— Begin —
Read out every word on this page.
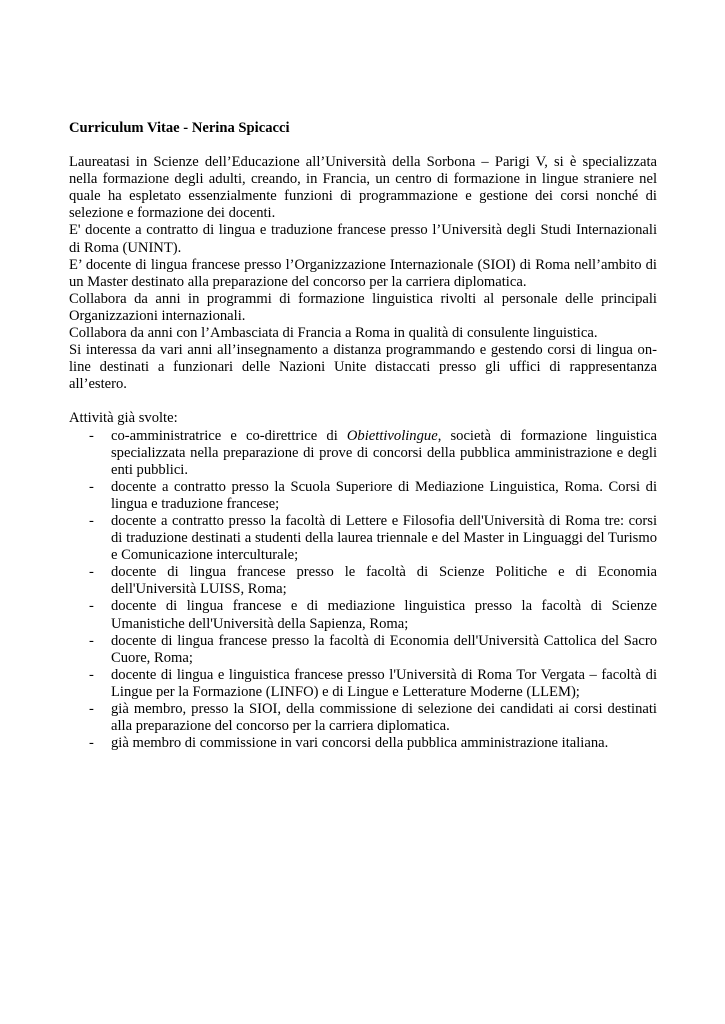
Curriculum Vitae - Nerina Spicacci

Laureatasi in Scienze dell’Educazione all’Università della Sorbona – Parigi V, si è specializzata nella formazione degli adulti, creando, in Francia, un centro di formazione in lingue straniere nel quale ha espletato essenzialmente funzioni di programmazione e gestione dei corsi nonché di selezione e formazione dei docenti.

E' docente a contratto di lingua e traduzione francese presso l’Università degli Studi Internazionali di Roma (UNINT).

E’ docente di lingua francese presso l’Organizzazione Internazionale (SIOI) di Roma nell’ambito di un Master destinato alla preparazione del concorso per la carriera diplomatica.

Collabora da anni in programmi di formazione linguistica rivolti al personale delle principali Organizzazioni internazionali.

Collabora da anni con l’Ambasciata di Francia a Roma in qualità di consulente linguistica.

Si interessa da vari anni all’insegnamento a distanza programmando e gestendo corsi di lingua on-line destinati a funzionari delle Nazioni Unite distaccati presso gli uffici di rappresentanza all’estero.

Attività già svolte:

- co-amministratrice e co-direttrice di Obiettivolingue, società di formazione linguistica specializzata nella preparazione di prove di concorsi della pubblica amministrazione e degli enti pubblici.
- docente a contratto presso la Scuola Superiore di Mediazione Linguistica, Roma. Corsi di lingua e traduzione francese;
- docente a contratto presso la facoltà di Lettere e Filosofia dell'Università di Roma tre: corsi di traduzione destinati a studenti della laurea triennale e del Master in Linguaggi del Turismo e Comunicazione interculturale;
- docente di lingua francese presso le facoltà di Scienze Politiche e di Economia dell'Università LUISS, Roma;
- docente di lingua francese e di mediazione linguistica presso la facoltà di Scienze Umanistiche dell'Università della Sapienza, Roma;
- docente di lingua francese presso la facoltà di Economia dell'Università Cattolica del Sacro Cuore, Roma;
- docente di lingua e linguistica francese presso l'Università di Roma Tor Vergata – facoltà di Lingue per la Formazione (LINFO) e di Lingue e Letterature Moderne (LLEM);
- già membro, presso la SIOI, della commissione di selezione dei candidati ai corsi destinati alla preparazione del concorso per la carriera diplomatica.
- già membro di commissione in vari concorsi della pubblica amministrazione italiana.
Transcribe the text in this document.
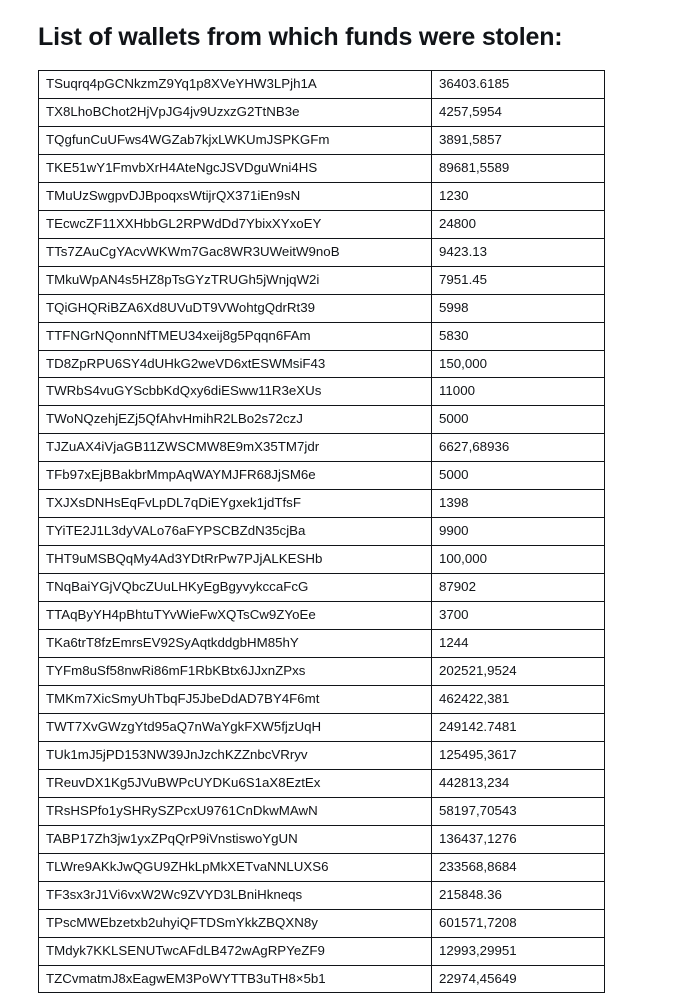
List of wallets from which funds were stolen:
TSuqrq4pGCNkzmZ9Yq1p8XVeYHW3LPjh1A	36403.6185
TX8LhoBChot2HjVpJG4jv9UzxzG2TtNB3e	4257,5954
TQgfunCuUFws4WGZab7kjxLWKUmJSPKGFm	3891,5857
TKE51wY1FmvbXrH4AteNgcJSVDguWni4HS	89681,5589
TMuUzSwgpvDJBpoqxsWtijrQX371iEn9sN	1230
TEcwcZF11XXHbbGL2RPWdDd7YbixXYxoEY	24800
TTs7ZAuCgYAcvWKWm7Gac8WR3UWeitW9noB	9423.13
TMkuWpAN4s5HZ8pTsGYzTRUGh5jWnjqW2i	7951.45
TQiGHQRiBZA6Xd8UVuDT9VWohtgQdrRt39	5998
TTFNGrNQonnNfTMEU34xeij8g5Pqqn6FAm	5830
TD8ZpRPU6SY4dUHkG2weVD6xtESWMsiF43	150,000
TWRbS4vuGYScbbKdQxy6diESww11R3eXUs	11000
TWoNQzehjEZj5QfAhvHmihR2LBo2s72czJ	5000
TJZuAX4iVjaGB11ZWSCMW8E9mX35TM7jdr	6627,68936
TFb97xEjBBakbrMmpAqWAYMJFR68JjSM6e	5000
TXJXsDNHsEqFvLpDL7qDiEYgxek1jdTfsF	1398
TYiTE2J1L3dyVALo76aFYPSCBZdN35cjBa	9900
THT9uMSBQqMy4Ad3YDtRrPw7PJjALKESHb	100,000
TNqBaiYGjVQbcZUuLHKyEgBgyvykccaFcG	87902
TTAqByYH4pBhtuTYvWieFwXQTsCw9ZYoEe	3700
TKa6trT8fzEmrsEV92SyAqtkddgbHM85hY	1244
TYFm8uSf58nwRi86mF1RbKBtx6JJxnZPxs	202521,9524
TMKm7XicSmyUhTbqFJ5JbeDdAD7BY4F6mt	462422,381
TWT7XvGWzgYtd95aQ7nWaYgkFXW5fjzUqH	249142.7481
TUk1mJ5jPD153NW39JnJzchKZZnbcVRryv	125495,3617
TReuvDX1Kg5JVuBWPcUYDKu6S1aX8EztEx	442813,234
TRsHSPfo1ySHRySZPcxU9761CnDkwMAwN	58197,70543
TABP17Zh3jw1yxZPqQrP9iVnstiswoYgUN	136437,1276
TLWre9AKkJwQGU9ZHkLpMkXETvaNNLUXS6	233568,8684
TF3sx3rJ1Vi6vxW2Wc9ZVYD3LBniHkneqs	215848.36
TPscMWEbzetxb2uhyiQFTDSmYkkZBQXN8y	601571,7208
TMdyk7KKLSENUTwcAFdLB472wAgRPYeZF9	12993,29951
TZCvmatmJ8xEagwEM3PoWYTTB3uTH8×5b1	22974,45649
— End —
Repeat verbatim all the material, but not the pictures.

**Response for this exercise:**
Read out every word on this page.
Curriculum Vitae - Nerina Spicacci

Laureatasi in Scienze dell’Educazione all’Università della Sorbona – Parigi V, si è specializzata nella formazione degli adulti, creando, in Francia, un centro di formazione in lingue straniere nel quale ha espletato essenzialmente funzioni di programmazione e gestione dei corsi nonché di selezione e formazione dei docenti.

E' docente a contratto di lingua e traduzione francese presso l’Università degli Studi Internazionali di Roma (UNINT).

E’ docente di lingua francese presso l’Organizzazione Internazionale (SIOI) di Roma nell’ambito di un Master destinato alla preparazione del concorso per la carriera diplomatica.

Collabora da anni in programmi di formazione linguistica rivolti al personale delle principali Organizzazioni internazionali.

Collabora da anni con l’Ambasciata di Francia a Roma in qualità di consulente linguistica.

Si interessa da vari anni all’insegnamento a distanza programmando e gestendo corsi di lingua on-line destinati a funzionari delle Nazioni Unite distaccati presso gli uffici di rappresentanza all’estero.

Attività già svolte:

- co-amministratrice e co-direttrice di Obiettivolingue, società di formazione linguistica specializzata nella preparazione di prove di concorsi della pubblica amministrazione e degli enti pubblici.
- docente a contratto presso la Scuola Superiore di Mediazione Linguistica, Roma. Corsi di lingua e traduzione francese;
- docente a contratto presso la facoltà di Lettere e Filosofia dell'Università di Roma tre: corsi di traduzione destinati a studenti della laurea triennale e del Master in Linguaggi del Turismo e Comunicazione interculturale;
- docente di lingua francese presso le facoltà di Scienze Politiche e di Economia dell'Università LUISS, Roma;
- docente di lingua francese e di mediazione linguistica presso la facoltà di Scienze Umanistiche dell'Università della Sapienza, Roma;
- docente di lingua francese presso la facoltà di Economia dell'Università Cattolica del Sacro Cuore, Roma;
- docente di lingua e linguistica francese presso l'Università di Roma Tor Vergata – facoltà di Lingue per la Formazione (LINFO) e di Lingue e Letterature Moderne (LLEM);
- già membro, presso la SIOI, della commissione di selezione dei candidati ai corsi destinati alla preparazione del concorso per la carriera diplomatica.
- già membro di commissione in vari concorsi della pubblica amministrazione italiana.
Transcribe the text in this document.
List of wallets from which funds were stolen:
TSuqrq4pGCNkzmZ9Yq1p8XVeYHW3LPjh1A	36403.6185
TX8LhoBChot2HjVpJG4jv9UzxzG2TtNB3e	4257,5954
TQgfunCuUFws4WGZab7kjxLWKUmJSPKGFm	3891,5857
TKE51wY1FmvbXrH4AteNgcJSVDguWni4HS	89681,5589
TMuUzSwgpvDJBpoqxsWtijrQX371iEn9sN	1230
TEcwcZF11XXHbbGL2RPWdDd7YbixXYxoEY	24800
TTs7ZAuCgYAcvWKWm7Gac8WR3UWeitW9noB	9423.13
TMkuWpAN4s5HZ8pTsGYzTRUGh5jWnjqW2i	7951.45
TQiGHQRiBZA6Xd8UVuDT9VWohtgQdrRt39	5998
TTFNGrNQonnNfTMEU34xeij8g5Pqqn6FAm	5830
TD8ZpRPU6SY4dUHkG2weVD6xtESWMsiF43	150,000
TWRbS4vuGYScbbKdQxy6diESww11R3eXUs	11000
TWoNQzehjEZj5QfAhvHmihR2LBo2s72czJ	5000
TJZuAX4iVjaGB11ZWSCMW8E9mX35TM7jdr	6627,68936
TFb97xEjBBakbrMmpAqWAYMJFR68JjSM6e	5000
TXJXsDNHsEqFvLpDL7qDiEYgxek1jdTfsF	1398
TYiTE2J1L3dyVALo76aFYPSCBZdN35cjBa	9900
THT9uMSBQqMy4Ad3YDtRrPw7PJjALKESHb	100,000
TNqBaiYGjVQbcZUuLHKyEgBgyvykccaFcG	87902
TTAqByYH4pBhtuTYvWieFwXQTsCw9ZYoEe	3700
TKa6trT8fzEmrsEV92SyAqtkddgbHM85hY	1244
TYFm8uSf58nwRi86mF1RbKBtx6JJxnZPxs	202521,9524
TMKm7XicSmyUhTbqFJ5JbeDdAD7BY4F6mt	462422,381
TWT7XvGWzgYtd95aQ7nWaYgkFXW5fjzUqH	249142.7481
TUk1mJ5jPD153NW39JnJzchKZZnbcVRryv	125495,3617
TReuvDX1Kg5JVuBWPcUYDKu6S1aX8EztEx	442813,234
TRsHSPfo1ySHRySZPcxU9761CnDkwMAwN	58197,70543
TABP17Zh3jw1yxZPqQrP9iVnstiswoYgUN	136437,1276
TLWre9AKkJwQGU9ZHkLpMkXETvaNNLUXS6	233568,8684
TF3sx3rJ1Vi6vxW2Wc9ZVYD3LBniHkneqs	215848.36
TPscMWEbzetxb2uhyiQFTDSmYkkZBQXN8y	601571,7208
TMdyk7KKLSENUTwcAFdLB472wAgRPYeZF9	12993,29951
TZCvmatmJ8xEagwEM3PoWYTTB3uTH8×5b1	22974,45649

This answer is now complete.